[Begin]

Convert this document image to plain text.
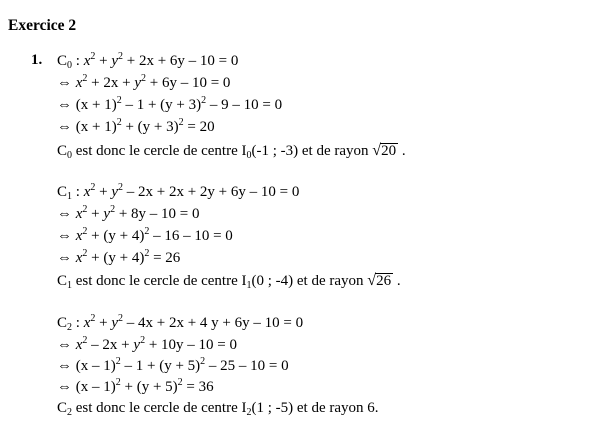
Exercice 2
1. $C_0$ : $x^2 + y^2 + 2x + 6y - 10 = 0$
⇔ $x^2 + 2x + y^2 + 6y - 10 = 0$
⇔ $(x + 1)^2 - 1 + (y + 3)^2 - 9 - 10 = 0$
⇔ $(x + 1)^2 + (y + 3)^2 = 20$
$C_0$ est donc le cercle de centre $I_0(-1$ ; -3) et de rayon √20 .
$C_1$ : $x^2 + y^2 - 2x + 2x + 2y + 6y - 10 = 0$
⇔ $x^2 + y^2 + 8y - 10 = 0$
⇔ $x^2 + (y + 4)^2 - 16 - 10 = 0$
⇔ $x^2 + (y + 4)^2 = 26$
$C_1$ est donc le cercle de centre $I_1(0$ ; -4) et de rayon √26 .
$C_2$ : $x^2 + y^2 - 4x + 2x + 4$ y + 6y – 10 = 0
⇔ $x^2 - 2x + y^2 + 10y - 10 = 0$
⇔ $(x - 1)^2 - 1 + (y + 5)^2 - 25 - 10 = 0$
⇔ $(x - 1)^2 + (y + 5)^2 = 36$
$C_2$ est donc le cercle de centre $I_2(1$ ; -5) et de rayon 6.
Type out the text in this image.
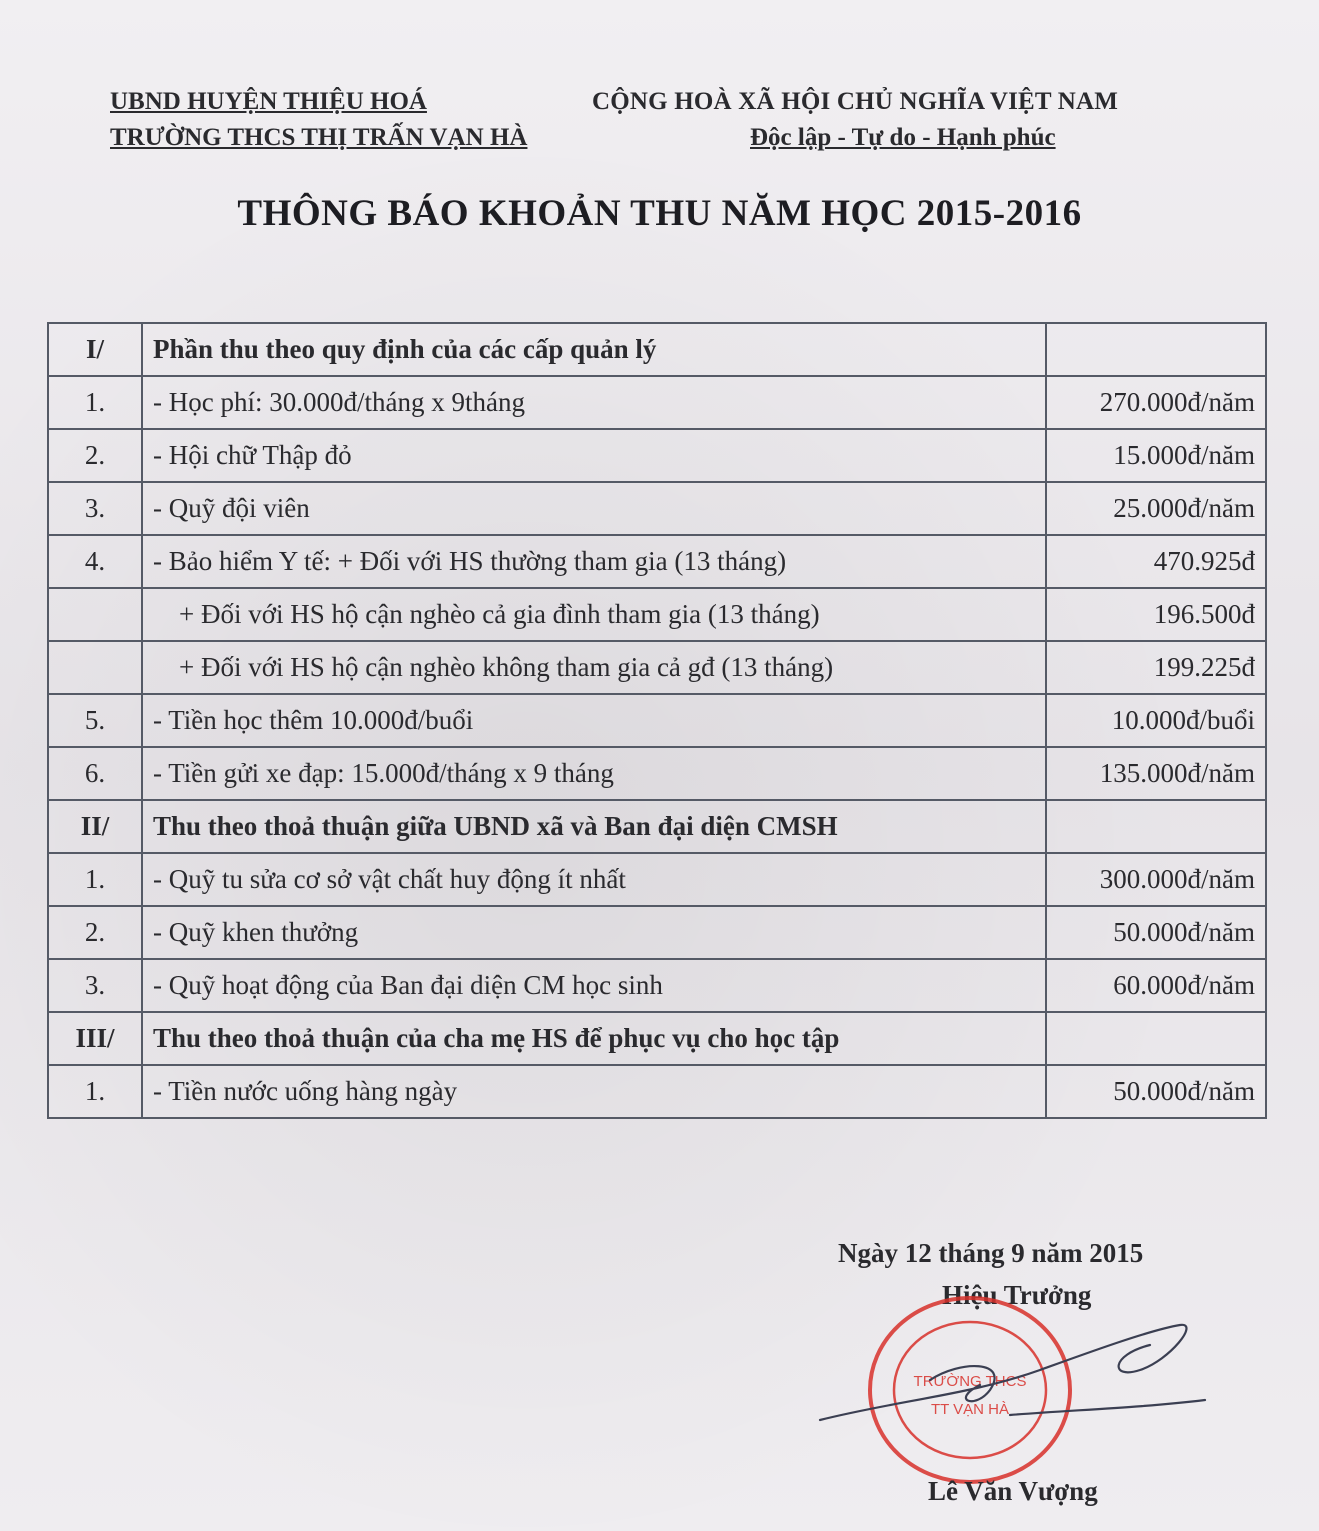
UBND HUYỆN THIỆU HOÁ
TRƯỜNG THCS THỊ TRẤN VẠN HÀ
CỘNG HOÀ XÃ HỘI CHỦ NGHĨA VIỆT NAM
Độc lập - Tự do - Hạnh phúc
THÔNG BÁO KHOẢN THU NĂM HỌC 2015-2016
I/	Phần thu theo quy định của các cấp quản lý	
1.	- Học phí: 30.000đ/tháng x 9tháng	270.000đ/năm
2.	- Hội chữ Thập đỏ	15.000đ/năm
3.	- Quỹ đội viên	25.000đ/năm
4.	- Bảo hiểm Y tế: + Đối với HS thường tham gia (13 tháng)	470.925đ
	+ Đối với HS hộ cận nghèo cả gia đình tham gia (13 tháng)	196.500đ
	+ Đối với HS hộ cận nghèo không tham gia cả gđ (13 tháng)	199.225đ
5.	- Tiền học thêm 10.000đ/buổi	10.000đ/buổi
6.	- Tiền gửi xe đạp: 15.000đ/tháng x 9 tháng	135.000đ/năm
II/	Thu theo thoả thuận giữa UBND xã và Ban đại diện CMSH	
1.	- Quỹ tu sửa cơ sở vật chất huy động ít nhất	300.000đ/năm
2.	- Quỹ khen thưởng	50.000đ/năm
3.	- Quỹ hoạt động của Ban đại diện CM học sinh	60.000đ/năm
III/	Thu theo thoả thuận của cha mẹ HS để phục vụ cho học tập	
1.	- Tiền nước uống hàng ngày	50.000đ/năm
Ngày 12 tháng 9 năm 2015
Hiệu Trưởng
TRƯỜNG THCS
TT VẠN HÀ
Lê Văn Vượng
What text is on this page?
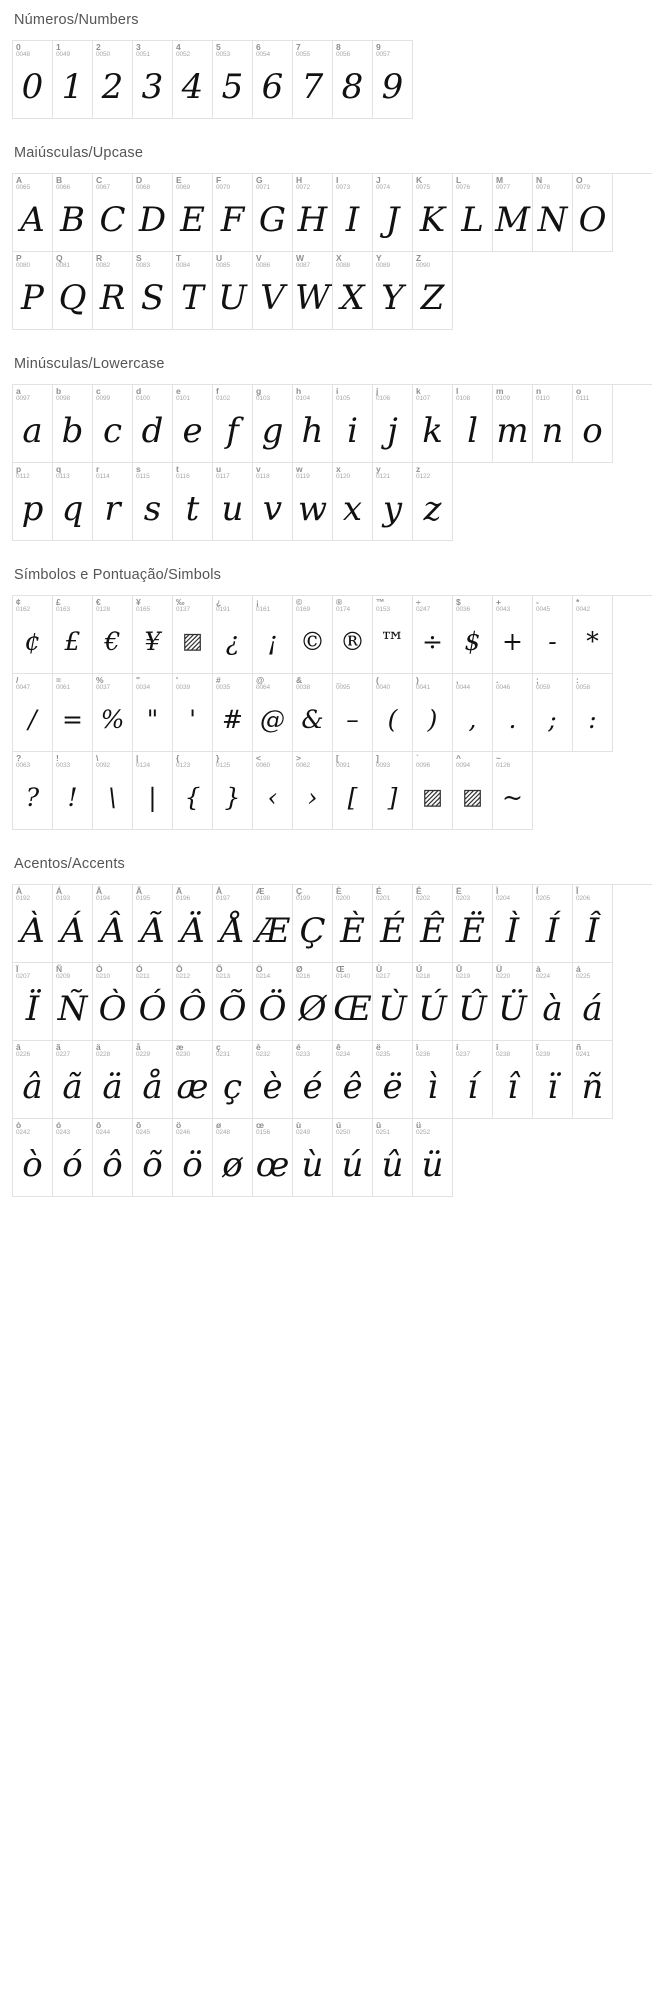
Números/Numbers
0
0048
0
1
0049
1
2
0050
2
3
0051
3
4
0052
4
5
0053
5
6
0054
6
7
0055
7
8
0056
8
9
0057
9
Maiúsculas/Upcase
A
0065
A
B
0066
B
C
0067
C
D
0068
D
E
0069
E
F
0070
F
G
0071
G
H
0072
H
I
0073
I
J
0074
J
K
0075
K
L
0076
L
M
0077
M
N
0078
N
O
0079
O
P
0080
P
Q
0081
Q
R
0082
R
S
0083
S
T
0084
T
U
0085
U
V
0086
V
W
0087
W
X
0088
X
Y
0089
Y
Z
0090
Z
Minúsculas/Lowercase
a
0097
a
b
0098
b
c
0099
c
d
0100
d
e
0101
e
f
0102
f
g
0103
g
h
0104
h
i
0105
i
j
0106
j
k
0107
k
l
0108
l
m
0109
m
n
0110
n
o
0111
o
p
0112
p
q
0113
q
r
0114
r
s
0115
s
t
0116
t
u
0117
u
v
0118
v
w
0119
w
x
0120
x
y
0121
y
z
0122
z
Símbolos e Pontuação/Simbols
¢
0162
¢
£
0163
£
€
0128
€
¥
0165
¥
‰
0137
▨
¿
0191
¿
¡
0161
¡
©
0169
©
®
0174
®
™
0153
™
÷
0247
÷
$
0036
$
+
0043
+
-
0045
-
*
0042
*
/
0047
/
=
0061
=
%
0037
%
"
0034
"
'
0039
'
#
0035
#
@
0064
@
&
0038
&
_
0095
–
(
0040
(
)
0041
)
,
0044
,
.
0046
.
;
0059
;
:
0058
:
?
0063
?
!
0033
!
\
0092
\
|
0124
|
{
0123
{
}
0125
}
<
0060
‹
>
0062
›
[
0091
[
]
0093
]
`
0096
▨
^
0094
▨
~
0126
~
Acentos/Accents
À
0192
À
Á
0193
Á
Â
0194
Â
Ã
0195
Ã
Ä
0196
Ä
Å
0197
Å
Æ
0198
Æ
Ç
0199
Ç
È
0200
È
É
0201
É
Ê
0202
Ê
Ë
0203
Ë
Ì
0204
Ì
Í
0205
Í
Î
0206
Î
Ï
0207
Ï
Ñ
0209
Ñ
Ò
0210
Ò
Ó
0211
Ó
Ô
0212
Ô
Õ
0213
Õ
Ö
0214
Ö
Ø
0216
Ø
Œ
0140
Œ
Ù
0217
Ù
Ú
0218
Ú
Û
0219
Û
Ü
0220
Ü
à
0224
à
á
0225
á
â
0226
â
ã
0227
ã
ä
0228
ä
å
0229
å
æ
0230
æ
ç
0231
ç
è
0232
è
é
0233
é
ê
0234
ê
ë
0235
ë
ì
0236
ì
í
0237
í
î
0238
î
ï
0239
ï
ñ
0241
ñ
ò
0242
ò
ó
0243
ó
ô
0244
ô
õ
0245
õ
ö
0246
ö
ø
0248
ø
œ
0156
œ
ù
0249
ù
ú
0250
ú
û
0251
û
ü
0252
ü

[End]

> _Problem description_
Copy the records above exactly. The pictures are not part of the copy.

> _Result of the task_
Convert this document image to plain text.
Exercice 2
1. $C_0$ : $x^2 + y^2 + 2x + 6y - 10 = 0$
⇔ $x^2 + 2x + y^2 + 6y - 10 = 0$
⇔ $(x + 1)^2 - 1 + (y + 3)^2 - 9 - 10 = 0$
⇔ $(x + 1)^2 + (y + 3)^2 = 20$
$C_0$ est donc le cercle de centre $I_0(-1$ ; -3) et de rayon √20 .
$C_1$ : $x^2 + y^2 - 2x + 2x + 2y + 6y - 10 = 0$
⇔ $x^2 + y^2 + 8y - 10 = 0$
⇔ $x^2 + (y + 4)^2 - 16 - 10 = 0$
⇔ $x^2 + (y + 4)^2 = 26$
$C_1$ est donc le cercle de centre $I_1(0$ ; -4) et de rayon √26 .
$C_2$ : $x^2 + y^2 - 4x + 2x + 4$ y + 6y – 10 = 0
⇔ $x^2 - 2x + y^2 + 10y - 10 = 0$
⇔ $(x - 1)^2 - 1 + (y + 5)^2 - 25 - 10 = 0$
⇔ $(x - 1)^2 + (y + 5)^2 = 36$
$C_2$ est donc le cercle de centre $I_2(1$ ; -5) et de rayon 6.
Type out the text in this image.
UBND HUYỆN THIỆU HOÁ
TRƯỜNG THCS THỊ TRẤN VẠN HÀ
CỘNG HOÀ XÃ HỘI CHỦ NGHĨA VIỆT NAM
Độc lập - Tự do - Hạnh phúc
THÔNG BÁO KHOẢN THU NĂM HỌC 2015-2016
I/	Phần thu theo quy định của các cấp quản lý	
1.	- Học phí: 30.000đ/tháng x 9tháng	270.000đ/năm
2.	- Hội chữ Thập đỏ	15.000đ/năm
3.	- Quỹ đội viên	25.000đ/năm
4.	- Bảo hiểm Y tế: + Đối với HS thường tham gia (13 tháng)	470.925đ
	+ Đối với HS hộ cận nghèo cả gia đình tham gia (13 tháng)	196.500đ
	+ Đối với HS hộ cận nghèo không tham gia cả gđ (13 tháng)	199.225đ
5.	- Tiền học thêm 10.000đ/buổi	10.000đ/buổi
6.	- Tiền gửi xe đạp: 15.000đ/tháng x 9 tháng	135.000đ/năm
II/	Thu theo thoả thuận giữa UBND xã và Ban đại diện CMSH	
1.	- Quỹ tu sửa cơ sở vật chất huy động ít nhất	300.000đ/năm
2.	- Quỹ khen thưởng	50.000đ/năm
3.	- Quỹ hoạt động của Ban đại diện CM học sinh	60.000đ/năm
III/	Thu theo thoả thuận của cha mẹ HS để phục vụ cho học tập	
1.	- Tiền nước uống hàng ngày	50.000đ/năm
Ngày 12 tháng 9 năm 2015
Hiệu Trưởng
TRƯỜNG THCS
TT VẠN HÀ
Lê Văn Vượng
What text is on this page?
Números/Numbers
0
0048
0
1
0049
1
2
0050
2
3
0051
3
4
0052
4
5
0053
5
6
0054
6
7
0055
7
8
0056
8
9
0057
9
Maiúsculas/Upcase
A
0065
A
B
0066
B
C
0067
C
D
0068
D
E
0069
E
F
0070
F
G
0071
G
H
0072
H
I
0073
I
J
0074
J
K
0075
K
L
0076
L
M
0077
M
N
0078
N
O
0079
O
P
0080
P
Q
0081
Q
R
0082
R
S
0083
S
T
0084
T
U
0085
U
V
0086
V
W
0087
W
X
0088
X
Y
0089
Y
Z
0090
Z
Minúsculas/Lowercase
a
0097
a
b
0098
b
c
0099
c
d
0100
d
e
0101
e
f
0102
f
g
0103
g
h
0104
h
i
0105
i
j
0106
j
k
0107
k
l
0108
l
m
0109
m
n
0110
n
o
0111
o
p
0112
p
q
0113
q
r
0114
r
s
0115
s
t
0116
t
u
0117
u
v
0118
v
w
0119
w
x
0120
x
y
0121
y
z
0122
z
Símbolos e Pontuação/Simbols
¢
0162
¢
£
0163
£
€
0128
€
¥
0165
¥
‰
0137
▨
¿
0191
¿
¡
0161
¡
©
0169
©
®
0174
®
™
0153
™
÷
0247
÷
$
0036
$
+
0043
+
-
0045
-
*
0042
*
/
0047
/
=
0061
=
%
0037
%
"
0034
"
'
0039
'
#
0035
#
@
0064
@
&
0038
&
_
0095
–
(
0040
(
)
0041
)
,
0044
,
.
0046
.
;
0059
;
:
0058
:
?
0063
?
!
0033
!
\
0092
\
|
0124
|
{
0123
{
}
0125
}
<
0060
‹
>
0062
›
[
0091
[
]
0093
]
`
0096
▨
^
0094
▨
~
0126
~
Acentos/Accents
À
0192
À
Á
0193
Á
Â
0194
Â
Ã
0195
Ã
Ä
0196
Ä
Å
0197
Å
Æ
0198
Æ
Ç
0199
Ç
È
0200
È
É
0201
É
Ê
0202
Ê
Ë
0203
Ë
Ì
0204
Ì
Í
0205
Í
Î
0206
Î
Ï
0207
Ï
Ñ
0209
Ñ
Ò
0210
Ò
Ó
0211
Ó
Ô
0212
Ô
Õ
0213
Õ
Ö
0214
Ö
Ø
0216
Ø
Œ
0140
Œ
Ù
0217
Ù
Ú
0218
Ú
Û
0219
Û
Ü
0220
Ü
à
0224
à
á
0225
á
â
0226
â
ã
0227
ã
ä
0228
ä
å
0229
å
æ
0230
æ
ç
0231
ç
è
0232
è
é
0233
é
ê
0234
ê
ë
0235
ë
ì
0236
ì
í
0237
í
î
0238
î
ï
0239
ï
ñ
0241
ñ
ò
0242
ò
ó
0243
ó
ô
0244
ô
õ
0245
õ
ö
0246
ö
ø
0248
ø
œ
0156
œ
ù
0249
ù
ú
0250
ú
û
0251
û
ü
0252
ü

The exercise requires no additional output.